>> START TASK DATA
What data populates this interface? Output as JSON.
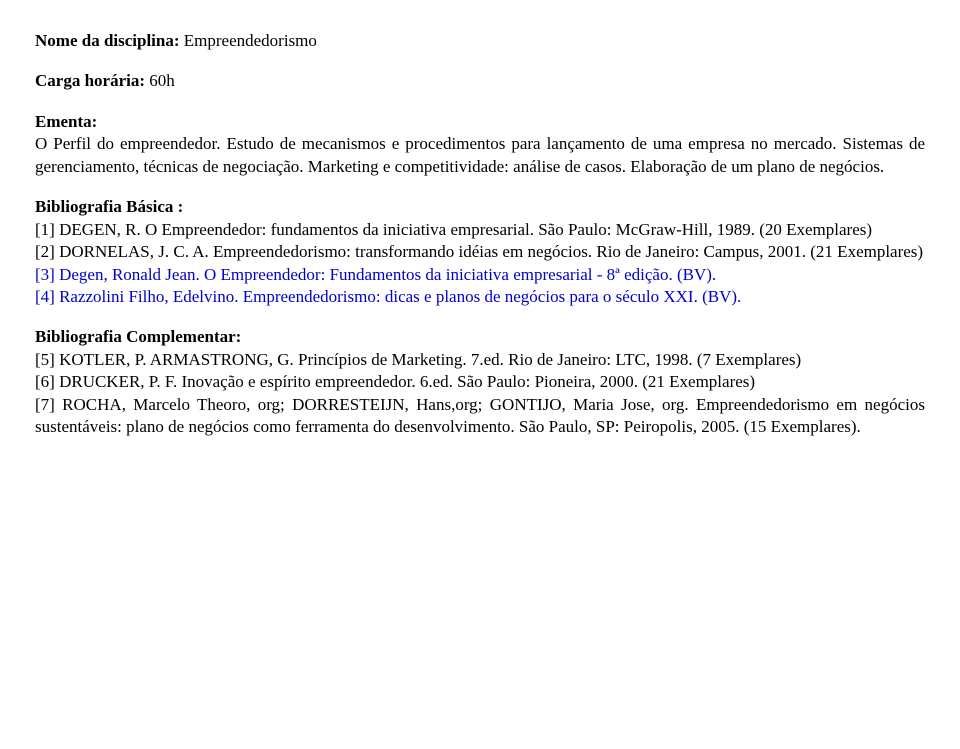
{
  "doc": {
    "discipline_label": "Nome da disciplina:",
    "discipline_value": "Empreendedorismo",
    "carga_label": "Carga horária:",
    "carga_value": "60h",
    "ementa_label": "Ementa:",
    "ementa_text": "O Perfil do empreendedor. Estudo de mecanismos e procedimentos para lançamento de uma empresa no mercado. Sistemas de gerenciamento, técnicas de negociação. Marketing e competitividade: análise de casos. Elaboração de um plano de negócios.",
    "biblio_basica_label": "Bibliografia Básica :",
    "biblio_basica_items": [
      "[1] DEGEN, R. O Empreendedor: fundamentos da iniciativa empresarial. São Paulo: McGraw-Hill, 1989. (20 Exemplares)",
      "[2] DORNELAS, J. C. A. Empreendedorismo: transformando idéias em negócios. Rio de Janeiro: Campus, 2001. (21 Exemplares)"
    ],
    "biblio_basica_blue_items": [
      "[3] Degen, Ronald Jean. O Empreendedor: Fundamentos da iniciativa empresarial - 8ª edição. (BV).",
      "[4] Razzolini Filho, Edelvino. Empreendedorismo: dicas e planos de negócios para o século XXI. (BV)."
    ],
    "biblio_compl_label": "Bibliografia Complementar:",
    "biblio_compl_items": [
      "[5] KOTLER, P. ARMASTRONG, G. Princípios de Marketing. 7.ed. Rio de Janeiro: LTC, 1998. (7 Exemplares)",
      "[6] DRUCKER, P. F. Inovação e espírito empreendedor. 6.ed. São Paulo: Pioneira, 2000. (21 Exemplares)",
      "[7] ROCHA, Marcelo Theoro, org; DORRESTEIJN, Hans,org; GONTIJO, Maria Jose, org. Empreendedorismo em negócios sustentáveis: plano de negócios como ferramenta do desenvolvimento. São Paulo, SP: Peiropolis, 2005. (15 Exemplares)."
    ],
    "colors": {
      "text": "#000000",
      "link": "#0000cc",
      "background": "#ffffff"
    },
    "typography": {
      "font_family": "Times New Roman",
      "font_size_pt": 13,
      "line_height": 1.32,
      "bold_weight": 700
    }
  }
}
>> END TASK DATA
Pull out every line of the records that includes the string "Janeiro".

      "[2] DORNELAS, J. C. A. Empreendedorismo: transformando idéias em negócios. Rio de Janeiro: Campus, 2001. (21 Exemplares)"
      "[5] KOTLER, P. ARMASTRONG, G. Princípios de Marketing. 7.ed. Rio de Janeiro: LTC, 1998. (7 Exemplares)",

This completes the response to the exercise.